**Aim**
Using the entries that follow, collect the lines where the word "linear" appears.

Saved data entries:
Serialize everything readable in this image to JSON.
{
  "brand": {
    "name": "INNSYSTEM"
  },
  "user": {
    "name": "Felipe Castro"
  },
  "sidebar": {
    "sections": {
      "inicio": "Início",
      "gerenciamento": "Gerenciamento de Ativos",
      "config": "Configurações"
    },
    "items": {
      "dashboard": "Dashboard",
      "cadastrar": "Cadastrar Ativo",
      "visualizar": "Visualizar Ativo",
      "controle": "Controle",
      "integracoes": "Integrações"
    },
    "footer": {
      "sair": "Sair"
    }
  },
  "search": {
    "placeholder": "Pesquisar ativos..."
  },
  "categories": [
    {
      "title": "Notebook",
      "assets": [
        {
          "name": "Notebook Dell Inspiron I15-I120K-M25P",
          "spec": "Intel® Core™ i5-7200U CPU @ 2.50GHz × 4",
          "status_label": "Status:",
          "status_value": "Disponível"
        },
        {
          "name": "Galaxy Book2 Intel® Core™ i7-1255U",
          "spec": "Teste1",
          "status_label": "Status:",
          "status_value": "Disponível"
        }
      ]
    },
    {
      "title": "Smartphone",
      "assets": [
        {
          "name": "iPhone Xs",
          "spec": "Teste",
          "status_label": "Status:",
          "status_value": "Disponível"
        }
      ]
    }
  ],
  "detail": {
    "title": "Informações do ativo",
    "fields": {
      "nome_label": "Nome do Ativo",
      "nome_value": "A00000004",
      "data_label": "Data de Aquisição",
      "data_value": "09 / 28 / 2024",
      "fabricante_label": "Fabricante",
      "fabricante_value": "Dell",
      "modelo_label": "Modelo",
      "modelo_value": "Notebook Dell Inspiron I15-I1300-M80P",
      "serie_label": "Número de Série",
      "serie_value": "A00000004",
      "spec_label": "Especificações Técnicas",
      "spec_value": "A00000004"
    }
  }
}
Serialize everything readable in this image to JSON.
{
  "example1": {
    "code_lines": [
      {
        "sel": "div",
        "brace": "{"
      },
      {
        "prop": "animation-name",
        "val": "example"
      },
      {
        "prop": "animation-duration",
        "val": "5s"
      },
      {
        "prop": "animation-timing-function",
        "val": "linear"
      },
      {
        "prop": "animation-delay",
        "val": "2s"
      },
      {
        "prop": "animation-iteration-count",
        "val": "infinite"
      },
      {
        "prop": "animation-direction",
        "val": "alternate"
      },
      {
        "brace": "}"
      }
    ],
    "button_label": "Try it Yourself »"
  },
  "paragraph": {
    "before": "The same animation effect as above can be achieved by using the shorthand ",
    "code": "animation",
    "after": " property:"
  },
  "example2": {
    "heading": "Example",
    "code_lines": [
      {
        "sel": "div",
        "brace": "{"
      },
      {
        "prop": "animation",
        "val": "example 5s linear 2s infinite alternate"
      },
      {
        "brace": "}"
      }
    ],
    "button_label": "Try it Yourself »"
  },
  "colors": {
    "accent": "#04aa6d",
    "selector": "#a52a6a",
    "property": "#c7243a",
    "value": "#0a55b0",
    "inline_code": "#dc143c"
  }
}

**Written reply**
        "val": "linear"
        "val": "example 5s linear 2s infinite alternate"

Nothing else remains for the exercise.